-- AVAILABLE RECORDS start --
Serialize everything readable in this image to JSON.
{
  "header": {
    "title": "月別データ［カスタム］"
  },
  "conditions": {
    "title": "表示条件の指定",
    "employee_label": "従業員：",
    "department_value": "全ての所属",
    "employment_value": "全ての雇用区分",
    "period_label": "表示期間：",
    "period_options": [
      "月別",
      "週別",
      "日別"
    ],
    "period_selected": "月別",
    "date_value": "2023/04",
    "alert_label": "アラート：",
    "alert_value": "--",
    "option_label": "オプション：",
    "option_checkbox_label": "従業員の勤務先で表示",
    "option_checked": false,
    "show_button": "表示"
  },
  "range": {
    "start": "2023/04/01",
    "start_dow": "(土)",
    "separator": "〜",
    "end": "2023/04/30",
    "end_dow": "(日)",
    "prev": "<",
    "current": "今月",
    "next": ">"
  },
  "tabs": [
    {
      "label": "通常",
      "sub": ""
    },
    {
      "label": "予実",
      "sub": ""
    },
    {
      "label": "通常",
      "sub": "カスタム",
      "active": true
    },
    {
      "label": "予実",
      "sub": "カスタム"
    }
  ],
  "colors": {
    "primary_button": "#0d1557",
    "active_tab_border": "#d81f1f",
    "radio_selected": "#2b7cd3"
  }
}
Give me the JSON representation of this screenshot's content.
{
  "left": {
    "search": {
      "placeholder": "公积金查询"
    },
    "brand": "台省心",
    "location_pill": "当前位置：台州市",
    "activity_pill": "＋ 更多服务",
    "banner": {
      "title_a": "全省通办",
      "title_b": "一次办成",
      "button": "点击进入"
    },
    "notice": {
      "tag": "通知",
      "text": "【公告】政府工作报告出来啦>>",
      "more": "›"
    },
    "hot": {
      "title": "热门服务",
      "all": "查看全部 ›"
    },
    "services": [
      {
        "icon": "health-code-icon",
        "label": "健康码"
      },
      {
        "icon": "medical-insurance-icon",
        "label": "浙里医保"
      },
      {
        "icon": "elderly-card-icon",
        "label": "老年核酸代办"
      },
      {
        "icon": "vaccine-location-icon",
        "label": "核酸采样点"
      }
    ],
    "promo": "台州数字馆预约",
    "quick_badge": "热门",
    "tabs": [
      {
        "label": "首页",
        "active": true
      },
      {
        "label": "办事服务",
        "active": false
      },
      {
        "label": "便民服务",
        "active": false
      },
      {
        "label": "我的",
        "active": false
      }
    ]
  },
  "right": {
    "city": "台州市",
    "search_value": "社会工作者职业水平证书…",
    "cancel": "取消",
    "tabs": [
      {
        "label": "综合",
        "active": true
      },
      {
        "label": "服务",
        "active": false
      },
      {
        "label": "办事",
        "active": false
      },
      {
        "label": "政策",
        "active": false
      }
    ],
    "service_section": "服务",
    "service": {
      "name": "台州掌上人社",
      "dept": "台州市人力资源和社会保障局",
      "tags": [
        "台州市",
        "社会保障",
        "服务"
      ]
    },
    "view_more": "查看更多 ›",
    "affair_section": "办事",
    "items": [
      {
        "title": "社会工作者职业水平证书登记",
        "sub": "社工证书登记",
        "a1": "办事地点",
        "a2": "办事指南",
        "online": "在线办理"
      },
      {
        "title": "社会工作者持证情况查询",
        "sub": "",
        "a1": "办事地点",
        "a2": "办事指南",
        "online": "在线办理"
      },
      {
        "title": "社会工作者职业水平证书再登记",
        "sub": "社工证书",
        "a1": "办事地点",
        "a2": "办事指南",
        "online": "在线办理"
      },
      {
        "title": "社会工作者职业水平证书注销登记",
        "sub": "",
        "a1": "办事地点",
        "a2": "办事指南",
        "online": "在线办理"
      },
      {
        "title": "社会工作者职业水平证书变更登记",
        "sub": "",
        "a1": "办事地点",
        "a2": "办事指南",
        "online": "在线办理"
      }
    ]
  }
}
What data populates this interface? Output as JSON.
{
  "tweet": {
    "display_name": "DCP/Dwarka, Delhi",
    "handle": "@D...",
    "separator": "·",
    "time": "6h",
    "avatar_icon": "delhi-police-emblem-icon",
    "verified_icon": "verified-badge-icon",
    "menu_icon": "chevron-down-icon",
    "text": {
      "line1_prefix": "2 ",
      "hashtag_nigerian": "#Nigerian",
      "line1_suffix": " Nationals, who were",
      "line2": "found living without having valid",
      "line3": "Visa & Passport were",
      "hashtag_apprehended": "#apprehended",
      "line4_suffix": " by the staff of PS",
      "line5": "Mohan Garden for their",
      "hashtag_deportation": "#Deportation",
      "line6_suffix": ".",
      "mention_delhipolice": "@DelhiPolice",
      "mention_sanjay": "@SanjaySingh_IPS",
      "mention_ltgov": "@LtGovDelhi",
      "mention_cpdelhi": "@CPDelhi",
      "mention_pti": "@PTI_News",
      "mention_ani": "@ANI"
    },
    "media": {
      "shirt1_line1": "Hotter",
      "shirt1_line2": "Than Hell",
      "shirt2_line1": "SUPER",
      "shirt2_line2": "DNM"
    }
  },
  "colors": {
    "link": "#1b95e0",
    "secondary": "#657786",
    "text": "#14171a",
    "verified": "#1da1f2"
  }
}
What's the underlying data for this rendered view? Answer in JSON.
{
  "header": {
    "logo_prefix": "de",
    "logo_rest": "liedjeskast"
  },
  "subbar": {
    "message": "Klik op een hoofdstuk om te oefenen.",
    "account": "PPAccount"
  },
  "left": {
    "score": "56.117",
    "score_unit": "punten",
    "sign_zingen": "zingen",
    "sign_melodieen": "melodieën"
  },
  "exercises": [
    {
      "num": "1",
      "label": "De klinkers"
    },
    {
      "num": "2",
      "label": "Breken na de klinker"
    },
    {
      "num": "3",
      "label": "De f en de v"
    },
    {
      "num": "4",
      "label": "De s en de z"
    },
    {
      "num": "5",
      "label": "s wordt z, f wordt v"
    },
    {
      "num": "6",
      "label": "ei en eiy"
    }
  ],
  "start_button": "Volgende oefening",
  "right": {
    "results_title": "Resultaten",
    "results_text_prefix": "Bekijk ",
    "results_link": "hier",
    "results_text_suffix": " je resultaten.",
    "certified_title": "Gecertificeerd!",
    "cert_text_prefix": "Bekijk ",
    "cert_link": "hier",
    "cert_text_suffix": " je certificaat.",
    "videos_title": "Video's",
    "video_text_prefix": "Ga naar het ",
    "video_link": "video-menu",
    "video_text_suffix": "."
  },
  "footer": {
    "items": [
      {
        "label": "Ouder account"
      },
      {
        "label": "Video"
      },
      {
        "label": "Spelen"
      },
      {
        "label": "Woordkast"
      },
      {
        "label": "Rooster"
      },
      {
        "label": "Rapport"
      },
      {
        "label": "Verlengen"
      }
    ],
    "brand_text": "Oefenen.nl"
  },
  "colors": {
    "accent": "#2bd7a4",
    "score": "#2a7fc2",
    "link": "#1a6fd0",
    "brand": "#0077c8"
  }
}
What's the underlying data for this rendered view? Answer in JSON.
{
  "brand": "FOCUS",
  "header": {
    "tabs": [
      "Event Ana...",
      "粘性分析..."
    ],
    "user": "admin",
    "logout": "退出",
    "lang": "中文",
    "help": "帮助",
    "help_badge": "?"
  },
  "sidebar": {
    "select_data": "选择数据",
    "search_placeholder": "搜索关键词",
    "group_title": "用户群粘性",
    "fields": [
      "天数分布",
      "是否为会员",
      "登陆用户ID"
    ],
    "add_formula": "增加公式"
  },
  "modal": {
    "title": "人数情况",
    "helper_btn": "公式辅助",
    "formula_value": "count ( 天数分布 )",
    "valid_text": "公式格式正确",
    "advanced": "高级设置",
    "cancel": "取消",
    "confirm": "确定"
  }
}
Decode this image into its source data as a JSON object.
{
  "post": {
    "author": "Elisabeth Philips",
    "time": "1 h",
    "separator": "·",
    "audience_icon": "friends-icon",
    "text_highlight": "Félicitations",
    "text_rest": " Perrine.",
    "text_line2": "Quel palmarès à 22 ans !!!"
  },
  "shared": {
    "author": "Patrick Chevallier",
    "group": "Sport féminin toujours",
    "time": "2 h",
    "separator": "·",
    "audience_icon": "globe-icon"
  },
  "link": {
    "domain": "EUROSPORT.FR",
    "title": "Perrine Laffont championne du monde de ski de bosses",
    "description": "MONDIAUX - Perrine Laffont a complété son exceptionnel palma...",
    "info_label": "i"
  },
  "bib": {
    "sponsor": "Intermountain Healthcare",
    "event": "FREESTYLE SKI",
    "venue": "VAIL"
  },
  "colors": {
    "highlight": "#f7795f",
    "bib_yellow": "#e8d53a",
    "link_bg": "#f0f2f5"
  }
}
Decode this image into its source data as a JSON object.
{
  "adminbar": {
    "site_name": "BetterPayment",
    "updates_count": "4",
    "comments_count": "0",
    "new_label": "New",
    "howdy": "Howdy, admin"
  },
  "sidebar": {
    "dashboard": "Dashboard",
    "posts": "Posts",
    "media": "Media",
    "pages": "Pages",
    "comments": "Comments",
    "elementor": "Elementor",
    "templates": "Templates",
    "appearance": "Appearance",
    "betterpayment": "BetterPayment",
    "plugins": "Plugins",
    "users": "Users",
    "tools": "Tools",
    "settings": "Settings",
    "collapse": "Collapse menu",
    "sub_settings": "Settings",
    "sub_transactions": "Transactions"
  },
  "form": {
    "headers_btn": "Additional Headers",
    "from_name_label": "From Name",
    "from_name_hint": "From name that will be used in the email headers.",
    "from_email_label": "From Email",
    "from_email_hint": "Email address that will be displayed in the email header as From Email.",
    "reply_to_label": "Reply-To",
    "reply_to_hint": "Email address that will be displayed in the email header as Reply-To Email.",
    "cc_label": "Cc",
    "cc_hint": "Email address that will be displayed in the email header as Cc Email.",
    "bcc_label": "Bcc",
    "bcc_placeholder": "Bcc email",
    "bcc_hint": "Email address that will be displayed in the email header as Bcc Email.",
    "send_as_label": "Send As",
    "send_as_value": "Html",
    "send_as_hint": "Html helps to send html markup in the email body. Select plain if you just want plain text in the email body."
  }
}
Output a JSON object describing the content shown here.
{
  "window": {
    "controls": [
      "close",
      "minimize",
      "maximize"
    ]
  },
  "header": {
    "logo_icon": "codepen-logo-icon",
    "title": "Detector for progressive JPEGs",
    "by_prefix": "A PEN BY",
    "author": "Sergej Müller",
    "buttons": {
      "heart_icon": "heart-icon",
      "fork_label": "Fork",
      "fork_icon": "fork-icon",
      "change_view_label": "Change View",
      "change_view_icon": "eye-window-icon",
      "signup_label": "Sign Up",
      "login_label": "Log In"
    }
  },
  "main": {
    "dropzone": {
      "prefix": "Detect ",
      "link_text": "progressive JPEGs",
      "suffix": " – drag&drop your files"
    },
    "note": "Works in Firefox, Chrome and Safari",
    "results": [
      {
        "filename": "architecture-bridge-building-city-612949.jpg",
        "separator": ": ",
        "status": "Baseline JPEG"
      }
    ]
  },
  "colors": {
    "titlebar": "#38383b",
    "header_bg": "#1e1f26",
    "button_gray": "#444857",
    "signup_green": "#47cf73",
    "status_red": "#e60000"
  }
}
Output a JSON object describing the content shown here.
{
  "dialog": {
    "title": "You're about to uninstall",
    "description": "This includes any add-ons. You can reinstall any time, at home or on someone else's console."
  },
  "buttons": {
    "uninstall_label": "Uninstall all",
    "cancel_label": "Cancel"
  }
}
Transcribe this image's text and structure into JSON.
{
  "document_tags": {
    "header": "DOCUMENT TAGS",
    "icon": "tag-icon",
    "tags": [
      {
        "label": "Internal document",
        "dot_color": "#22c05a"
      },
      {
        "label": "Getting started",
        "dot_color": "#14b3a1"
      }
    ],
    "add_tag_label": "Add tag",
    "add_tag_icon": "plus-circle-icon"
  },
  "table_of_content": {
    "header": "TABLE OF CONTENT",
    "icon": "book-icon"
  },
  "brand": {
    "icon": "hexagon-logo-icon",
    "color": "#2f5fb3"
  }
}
-- AVAILABLE RECORDS end --
SHORT EXERCISE: Give back the lines above exactly, from the one with "Transcribe this image's" through the last line.

ANSWER IN FULL:
Transcribe this image's text and structure into JSON.
{
  "document_tags": {
    "header": "DOCUMENT TAGS",
    "icon": "tag-icon",
    "tags": [
      {
        "label": "Internal document",
        "dot_color": "#22c05a"
      },
      {
        "label": "Getting started",
        "dot_color": "#14b3a1"
      }
    ],
    "add_tag_label": "Add tag",
    "add_tag_icon": "plus-circle-icon"
  },
  "table_of_content": {
    "header": "TABLE OF CONTENT",
    "icon": "book-icon"
  },
  "brand": {
    "icon": "hexagon-logo-icon",
    "color": "#2f5fb3"
  }
}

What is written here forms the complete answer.